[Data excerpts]
===============

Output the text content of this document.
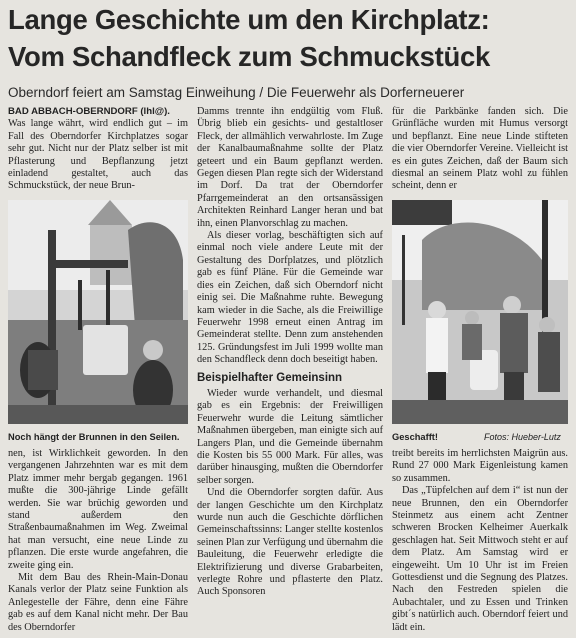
Lange Geschichte um den Kirchplatz:
Vom Schandfleck zum Schmuckstück
Oberndorf feiert am Samstag Einweihung / Die Feuerwehr als Dorferneuerer

BAD ABBACH-OBERNDORF (lhl@).
Was lange währt, wird endlich gut – im Fall des Oberndorfer Kirchplatzes sogar sehr gut. Nicht nur der Platz selber ist mit Pflasterung und Bepflanzung jetzt einladend gestaltet, auch das Schmuckstück, der neue Brun-

Damms trennte ihn endgültig vom Fluß. Übrig blieb ein gesichts- und gestaltloser Fleck, der allmählich verwahrloste. Im Zuge der Kanalbaumaßnahme sollte der Platz geteert und ein Baum gepflanzt werden. Gegen diesen Plan regte sich der Widerstand im Dorf. Da trat der Oberndorfer Pfarrgemeinderat an den ortsansässigen Architekten Reinhard Langer heran und bat ihn, einen Planvorschlag zu machen.

Als dieser vorlag, beschäftigten sich auf einmal noch viele andere Leute mit der Gestaltung des Dorfplatzes, und plötzlich gab es fünf Pläne. Für die Gemeinde war dies ein Zeichen, daß sich Oberndorf nicht einig sei. Die Maßnahme ruhte. Bewegung kam wieder in die Sache, als die Freiwillige Feuerwehr 1998 erneut einen Antrag im Gemeinderat stellte. Denn zum anstehenden 125. Gründungsfest im Juli 1999 wollte man den Schandfleck denn doch beseitigt haben.

Beispielhafter Gemeinsinn

Wieder wurde verhandelt, und diesmal gab es ein Ergebnis: der Freiwilligen Feuerwehr wurde die Leitung sämtlicher Maßnahmen übergeben, man einigte sich auf Langers Plan, und die Gemeinde übernahm die Kosten bis 55 000 Mark. Für alles, was darüber hinausging, mußten die Oberndorfer selber sorgen.

Und die Oberndorfer sorgten dafür. Aus der langen Geschichte um den Kirchplatz wurde nun auch die Geschichte dörflichen Gemeinschaftssinns: Langer stellte kostenlos seinen Plan zur Verfügung und übernahm die Bauleitung, die Feuerwehr erledigte die Elektrifizierung und diverse Grabarbeiten, verlegte Rohre und pflasterte den Platz. Auch Sponsoren

für die Parkbänke fanden sich. Die Grünfläche wurden mit Humus versorgt und bepflanzt. Eine neue Linde stifteten die vier Oberndorfer Vereine. Vielleicht ist es ein gutes Zeichen, daß der Baum sich diesmal an seinem Platz wohl zu fühlen scheint, denn er

Noch hängt der Brunnen in den Seilen.	Geschafft!	Fotos: Hueber-Lutz

nen, ist Wirklichkeit geworden. In den vergangenen Jahrzehnten war es mit dem Platz immer mehr bergab gegangen. 1961 mußte die 300-jährige Linde gefällt werden. Sie war brüchig geworden und stand außerdem den Straßenbaumaßnahmen im Weg. Zweimal hat man versucht, eine neue Linde zu pflanzen. Die erste wurde angefahren, die zweite ging ein.

Mit dem Bau des Rhein-Main-Donau Kanals verlor der Platz seine Funktion als Anlegestelle der Fähre, denn eine Fähre gab es auf dem Kanal nicht mehr. Der Bau des Oberndorfer

treibt bereits im herrlichsten Maigrün aus. Rund 27 000 Mark Eigenleistung kamen so zusammen.

Das „Tüpfelchen auf dem i“ ist nun der neue Brunnen, den ein Oberndorfer Steinmetz aus einem acht Zentner schweren Brocken Kelheimer Auerkalk geschlagen hat. Seit Mittwoch steht er auf dem Platz. Am Samstag wird er eingeweiht. Um 10 Uhr ist im Freien Gottesdienst und die Segnung des Platzes. Nach den Festreden spielen die Aubachtaler, und zu Essen und Trinken gibt´s natürlich auch. Oberndorf feiert und lädt ein.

===============

● **WORK TO BE COMPLETED**:
Skip the images and write out the rest of the listing exactly.

● **EXERCISE SOLUTION**:
Output the text content of this document.
Lange Geschichte um den Kirchplatz:
Vom Schandfleck zum Schmuckstück
Oberndorf feiert am Samstag Einweihung / Die Feuerwehr als Dorferneuerer

BAD ABBACH-OBERNDORF (lhl@).
Was lange währt, wird endlich gut – im Fall des Oberndorfer Kirchplatzes sogar sehr gut. Nicht nur der Platz selber ist mit Pflasterung und Bepflanzung jetzt einladend gestaltet, auch das Schmuckstück, der neue Brun-

Damms trennte ihn endgültig vom Fluß. Übrig blieb ein gesichts- und gestaltloser Fleck, der allmählich verwahrloste. Im Zuge der Kanalbaumaßnahme sollte der Platz geteert und ein Baum gepflanzt werden. Gegen diesen Plan regte sich der Widerstand im Dorf. Da trat der Oberndorfer Pfarrgemeinderat an den ortsansässigen Architekten Reinhard Langer heran und bat ihn, einen Planvorschlag zu machen.

Als dieser vorlag, beschäftigten sich auf einmal noch viele andere Leute mit der Gestaltung des Dorfplatzes, und plötzlich gab es fünf Pläne. Für die Gemeinde war dies ein Zeichen, daß sich Oberndorf nicht einig sei. Die Maßnahme ruhte. Bewegung kam wieder in die Sache, als die Freiwillige Feuerwehr 1998 erneut einen Antrag im Gemeinderat stellte. Denn zum anstehenden 125. Gründungsfest im Juli 1999 wollte man den Schandfleck denn doch beseitigt haben.

Beispielhafter Gemeinsinn

Wieder wurde verhandelt, und diesmal gab es ein Ergebnis: der Freiwilligen Feuerwehr wurde die Leitung sämtlicher Maßnahmen übergeben, man einigte sich auf Langers Plan, und die Gemeinde übernahm die Kosten bis 55 000 Mark. Für alles, was darüber hinausging, mußten die Oberndorfer selber sorgen.

Und die Oberndorfer sorgten dafür. Aus der langen Geschichte um den Kirchplatz wurde nun auch die Geschichte dörflichen Gemeinschaftssinns: Langer stellte kostenlos seinen Plan zur Verfügung und übernahm die Bauleitung, die Feuerwehr erledigte die Elektrifizierung und diverse Grabarbeiten, verlegte Rohre und pflasterte den Platz. Auch Sponsoren

für die Parkbänke fanden sich. Die Grünfläche wurden mit Humus versorgt und bepflanzt. Eine neue Linde stifteten die vier Oberndorfer Vereine. Vielleicht ist es ein gutes Zeichen, daß der Baum sich diesmal an seinem Platz wohl zu fühlen scheint, denn er

Noch hängt der Brunnen in den Seilen.	Geschafft!	Fotos: Hueber-Lutz

nen, ist Wirklichkeit geworden. In den vergangenen Jahrzehnten war es mit dem Platz immer mehr bergab gegangen. 1961 mußte die 300-jährige Linde gefällt werden. Sie war brüchig geworden und stand außerdem den Straßenbaumaßnahmen im Weg. Zweimal hat man versucht, eine neue Linde zu pflanzen. Die erste wurde angefahren, die zweite ging ein.

Mit dem Bau des Rhein-Main-Donau Kanals verlor der Platz seine Funktion als Anlegestelle der Fähre, denn eine Fähre gab es auf dem Kanal nicht mehr. Der Bau des Oberndorfer

treibt bereits im herrlichsten Maigrün aus. Rund 27 000 Mark Eigenleistung kamen so zusammen.

Das „Tüpfelchen auf dem i“ ist nun der neue Brunnen, den ein Oberndorfer Steinmetz aus einem acht Zentner schweren Brocken Kelheimer Auerkalk geschlagen hat. Seit Mittwoch steht er auf dem Platz. Am Samstag wird er eingeweiht. Um 10 Uhr ist im Freien Gottesdienst und die Segnung des Platzes. Nach den Festreden spielen die Aubachtaler, und zu Essen und Trinken gibt´s natürlich auch. Oberndorf feiert und lädt ein.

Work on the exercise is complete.